DO THIS
Hunt for the word "kursi" across the entries below, copying each line that holds it.

^^^^

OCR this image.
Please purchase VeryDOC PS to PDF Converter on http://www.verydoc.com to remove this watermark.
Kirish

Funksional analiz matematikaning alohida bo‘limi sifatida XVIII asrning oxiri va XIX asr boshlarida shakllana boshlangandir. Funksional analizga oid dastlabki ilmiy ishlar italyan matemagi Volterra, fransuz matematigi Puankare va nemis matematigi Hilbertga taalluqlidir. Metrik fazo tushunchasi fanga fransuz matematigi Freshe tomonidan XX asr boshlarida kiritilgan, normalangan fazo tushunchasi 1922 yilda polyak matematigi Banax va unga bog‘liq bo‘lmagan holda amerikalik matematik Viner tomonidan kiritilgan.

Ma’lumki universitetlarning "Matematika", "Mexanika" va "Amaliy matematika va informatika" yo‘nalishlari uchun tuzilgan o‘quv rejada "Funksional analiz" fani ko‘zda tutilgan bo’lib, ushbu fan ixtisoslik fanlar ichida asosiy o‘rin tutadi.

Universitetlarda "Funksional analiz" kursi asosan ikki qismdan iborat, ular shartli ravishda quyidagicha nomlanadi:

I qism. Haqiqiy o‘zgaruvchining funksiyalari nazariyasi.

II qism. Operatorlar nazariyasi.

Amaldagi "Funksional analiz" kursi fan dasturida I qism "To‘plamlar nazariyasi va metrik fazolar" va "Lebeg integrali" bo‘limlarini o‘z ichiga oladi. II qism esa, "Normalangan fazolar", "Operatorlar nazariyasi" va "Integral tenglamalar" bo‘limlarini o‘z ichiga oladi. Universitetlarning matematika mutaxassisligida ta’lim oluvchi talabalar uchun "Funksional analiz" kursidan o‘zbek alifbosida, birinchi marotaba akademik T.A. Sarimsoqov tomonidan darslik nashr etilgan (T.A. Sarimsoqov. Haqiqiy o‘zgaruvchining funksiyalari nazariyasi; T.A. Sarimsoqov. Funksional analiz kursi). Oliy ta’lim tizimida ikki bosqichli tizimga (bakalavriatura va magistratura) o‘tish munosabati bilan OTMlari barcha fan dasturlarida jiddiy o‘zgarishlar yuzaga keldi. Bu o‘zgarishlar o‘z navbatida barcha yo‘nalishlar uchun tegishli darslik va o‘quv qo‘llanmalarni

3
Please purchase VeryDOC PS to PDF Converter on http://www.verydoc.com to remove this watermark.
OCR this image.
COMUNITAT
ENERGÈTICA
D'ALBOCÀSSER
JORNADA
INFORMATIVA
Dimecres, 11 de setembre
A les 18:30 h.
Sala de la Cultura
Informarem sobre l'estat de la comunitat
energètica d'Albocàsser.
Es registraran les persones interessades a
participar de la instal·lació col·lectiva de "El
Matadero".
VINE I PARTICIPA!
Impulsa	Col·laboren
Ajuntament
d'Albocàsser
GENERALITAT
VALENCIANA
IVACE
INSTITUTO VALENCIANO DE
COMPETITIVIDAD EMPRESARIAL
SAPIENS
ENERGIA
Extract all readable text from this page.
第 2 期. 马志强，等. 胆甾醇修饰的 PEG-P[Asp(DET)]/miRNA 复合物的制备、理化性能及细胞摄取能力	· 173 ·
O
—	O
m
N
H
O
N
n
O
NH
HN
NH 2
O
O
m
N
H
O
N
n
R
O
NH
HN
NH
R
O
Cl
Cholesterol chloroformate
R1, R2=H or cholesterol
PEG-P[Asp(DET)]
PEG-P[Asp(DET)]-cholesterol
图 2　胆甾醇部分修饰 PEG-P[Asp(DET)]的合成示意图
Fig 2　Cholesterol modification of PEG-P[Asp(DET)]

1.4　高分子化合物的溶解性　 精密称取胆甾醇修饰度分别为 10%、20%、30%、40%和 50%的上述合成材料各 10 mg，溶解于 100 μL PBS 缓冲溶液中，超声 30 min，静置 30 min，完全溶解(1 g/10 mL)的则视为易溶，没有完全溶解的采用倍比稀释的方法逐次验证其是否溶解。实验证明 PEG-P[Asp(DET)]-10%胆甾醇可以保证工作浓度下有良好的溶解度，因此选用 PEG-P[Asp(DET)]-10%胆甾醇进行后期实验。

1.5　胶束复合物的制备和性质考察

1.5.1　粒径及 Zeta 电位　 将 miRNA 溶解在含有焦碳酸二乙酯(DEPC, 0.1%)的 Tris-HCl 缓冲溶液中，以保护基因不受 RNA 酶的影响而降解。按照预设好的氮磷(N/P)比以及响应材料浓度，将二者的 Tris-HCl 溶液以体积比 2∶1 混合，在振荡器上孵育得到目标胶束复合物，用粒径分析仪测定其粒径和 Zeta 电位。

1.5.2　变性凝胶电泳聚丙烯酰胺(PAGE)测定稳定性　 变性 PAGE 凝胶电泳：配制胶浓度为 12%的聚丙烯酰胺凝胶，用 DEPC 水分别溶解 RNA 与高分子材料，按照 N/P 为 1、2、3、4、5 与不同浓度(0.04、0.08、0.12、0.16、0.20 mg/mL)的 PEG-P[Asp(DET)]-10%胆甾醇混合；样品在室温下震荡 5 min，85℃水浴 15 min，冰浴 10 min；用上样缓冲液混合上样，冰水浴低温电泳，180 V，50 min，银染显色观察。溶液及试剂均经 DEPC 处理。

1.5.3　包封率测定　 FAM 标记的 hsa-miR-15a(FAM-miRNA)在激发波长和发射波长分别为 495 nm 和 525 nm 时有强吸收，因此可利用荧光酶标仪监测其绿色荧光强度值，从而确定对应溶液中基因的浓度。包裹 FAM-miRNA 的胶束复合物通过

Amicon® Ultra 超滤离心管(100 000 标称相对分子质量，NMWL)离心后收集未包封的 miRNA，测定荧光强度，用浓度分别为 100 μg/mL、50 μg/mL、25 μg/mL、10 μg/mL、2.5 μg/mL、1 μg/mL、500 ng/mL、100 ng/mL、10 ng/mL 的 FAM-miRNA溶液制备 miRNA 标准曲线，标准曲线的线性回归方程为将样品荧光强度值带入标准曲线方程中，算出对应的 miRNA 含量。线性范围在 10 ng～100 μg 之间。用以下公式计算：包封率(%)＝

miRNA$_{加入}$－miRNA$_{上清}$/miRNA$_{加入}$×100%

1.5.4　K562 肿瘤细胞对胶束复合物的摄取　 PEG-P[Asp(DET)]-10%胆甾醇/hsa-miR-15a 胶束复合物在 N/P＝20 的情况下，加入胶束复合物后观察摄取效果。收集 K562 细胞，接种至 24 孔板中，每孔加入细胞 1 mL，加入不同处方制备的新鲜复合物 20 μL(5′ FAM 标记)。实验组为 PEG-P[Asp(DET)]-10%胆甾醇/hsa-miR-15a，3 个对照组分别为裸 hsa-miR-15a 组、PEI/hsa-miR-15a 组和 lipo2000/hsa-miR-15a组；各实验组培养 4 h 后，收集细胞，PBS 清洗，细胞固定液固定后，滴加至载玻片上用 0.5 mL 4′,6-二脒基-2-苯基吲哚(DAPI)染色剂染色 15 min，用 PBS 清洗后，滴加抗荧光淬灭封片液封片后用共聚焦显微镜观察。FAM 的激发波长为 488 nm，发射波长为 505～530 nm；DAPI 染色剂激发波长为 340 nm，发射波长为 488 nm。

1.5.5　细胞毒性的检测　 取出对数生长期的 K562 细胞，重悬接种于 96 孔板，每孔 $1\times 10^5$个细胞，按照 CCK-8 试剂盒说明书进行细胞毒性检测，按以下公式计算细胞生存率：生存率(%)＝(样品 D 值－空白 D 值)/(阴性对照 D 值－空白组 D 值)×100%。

^^^^

WRITTEN RESPONSE
Universitetlarda "Funksional analiz" kursi asosan ikki qismdan iborat, ular shartli ravishda quyidagicha nomlanadi:
Amaldagi "Funksional analiz" kursi fan dasturida I qism "To‘plamlar nazariyasi va metrik fazolar" va "Lebeg integrali" bo‘limlarini o‘z ichiga oladi. II qism esa, "Normalangan fazolar", "Operatorlar nazariyasi" va "Integral tenglamalar" bo‘limlarini o‘z ichiga oladi. Universitetlarning matematika mutaxassisligida ta’lim oluvchi talabalar uchun "Funksional analiz" kursidan o‘zbek alifbosida, birinchi marotaba akademik T.A. Sarimsoqov tomonidan darslik nashr etilgan (T.A. Sarimsoqov. Haqiqiy o‘zgaruvchining funksiyalari nazariyasi; T.A. Sarimsoqov. Funksional analiz kursi). Oliy ta’lim tizimida ikki bosqichli tizimga (bakalavriatura va magistratura) o‘tish munosabati bilan OTMlari barcha fan dasturlarida jiddiy o‘zgarishlar yuzaga keldi. Bu o‘zgarishlar o‘z navbatida barcha yo‘nalishlar uchun tegishli darslik va o‘quv qo‘llanmalarni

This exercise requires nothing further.